> DIRECTIVE
Copy the text of the article on the Kentucky teachers' rally word for word, starting with "Kentucky law mandates" and going on through "legislation in play.".

Teachers rally in Frankfort as Bevin veto overturned

Educators from across Kentucky again converged on the state capital to protest legislation changing the way teachers' pensions work

click to enlarge Kentucky teachers protest in Frankfort April 13. - McKenzie Eskridge
McKenzie Eskridge
Kentucky teachers protest in Frankfort April 13.

School was closed in 39 Kentucky districts on April 13 as thousands of teachers returned to Frankfort to protest moves by the Kentucky legislature and Gov. Matt Bevin around funding for education and public employee pensions.

The protests sparked push back, including controversial accusations by Bevin about abuse students may have endured while their schools were closed.

The rallies in Frankfort were the latest in a series of protests that began April 2 in response to the General Assembly’s last-minute passage of Senate Bill 151, the sewage-turned-pension bill that partially privatizes future Kentucky teacher and other public employee pensions. Opponents say it will drive aspiring educators and other public servants away from public schools in the state and push current teachers into early retirement.

Despite public objection, Bevin signed SB 151 into law on April 10.

That sparked a lawsuit filed April 11 by Kentucky Attorney General Andy Beshear, the Kentucky Education Association and Kentucky State Fraternal Order of Police against Bevin, the Kentucky Teachers' Retirement System Board of Trustees and the Kentucky Retirement System.

“As passed, the new SB 151 substantially alters and ultimately reduces the retirement benefits of the over 200,000 active members of the pension systems, including teachers, police officers, and firefighters,” Beshear said in a statement, alleging it violates the public employees’ contracts.

Beshear, along with the KEA and the FOP, contend that the bill violates multiple sections of the state constitution governing the number of times a bill must be read, requirements that bills must be accompanied by fiscal analysis, and broader, more sweeping sections of the constitution governing the limits of governmental power.

Kentucky law mandates that legislators provide three public readings of a bill before it can be voted on. That happened for SB 151 — when it was still just a nine-page sewer bill. After those public readings, lawmakers converted it into hundreds of pages of changes to the state’s pension system.

Some teachers criticize the Beshear suit as too narrow. Teacher Retirement Legal Fund head Randy Wieck says SB 151 drives teacher pension funding down to roughly 32 percent of full funding. Lawmakers dispute that assertion, however, saying that the pension is 54 percent funded.

SB 151 wasn’t the only controversial piece of legislation in play.

> DATASET CONTENT
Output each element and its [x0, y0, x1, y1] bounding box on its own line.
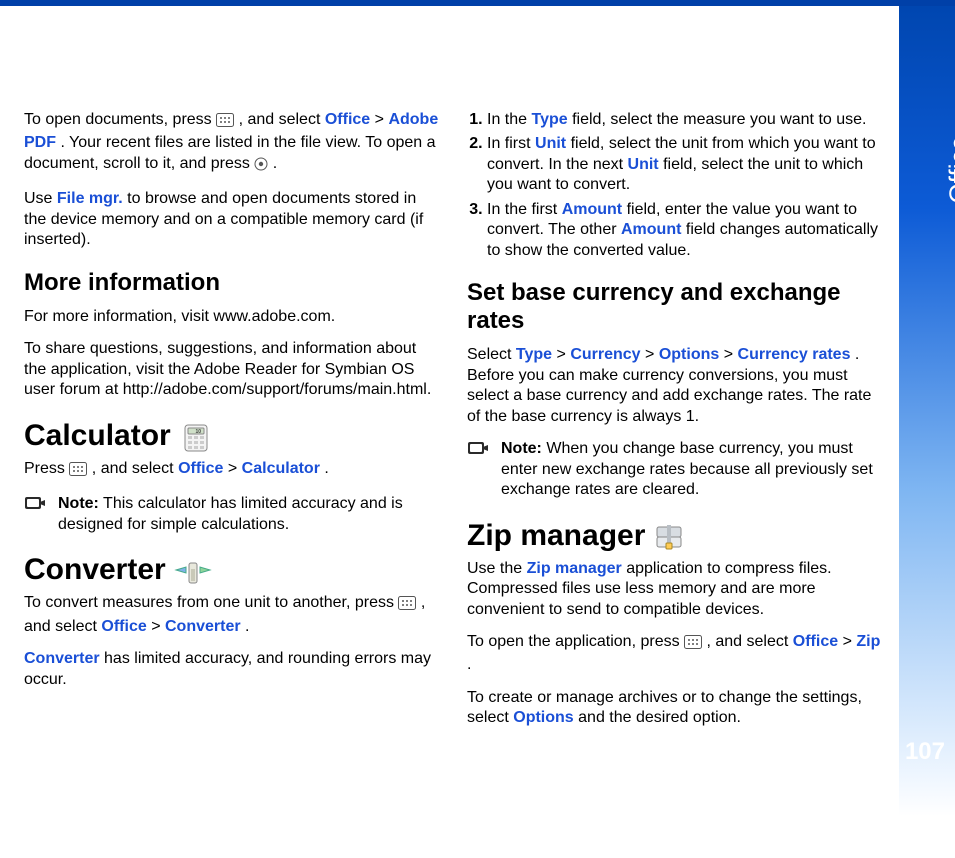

> FULL RESPONSE
Kentucky law mandates that legislators provide three public readings of a bill before it can be voted on. That happened for SB 151 — when it was still just a nine-page sewer bill. After those public readings, lawmakers converted it into hundreds of pages of changes to the state’s pension system.

Some teachers criticize the Beshear suit as too narrow. Teacher Retirement Legal Fund head Randy Wieck says SB 151 drives teacher pension funding down to roughly 32 percent of full funding. Lawmakers dispute that assertion, however, saying that the pension is 54 percent funded.

SB 151 wasn’t the only controversial piece of legislation in play.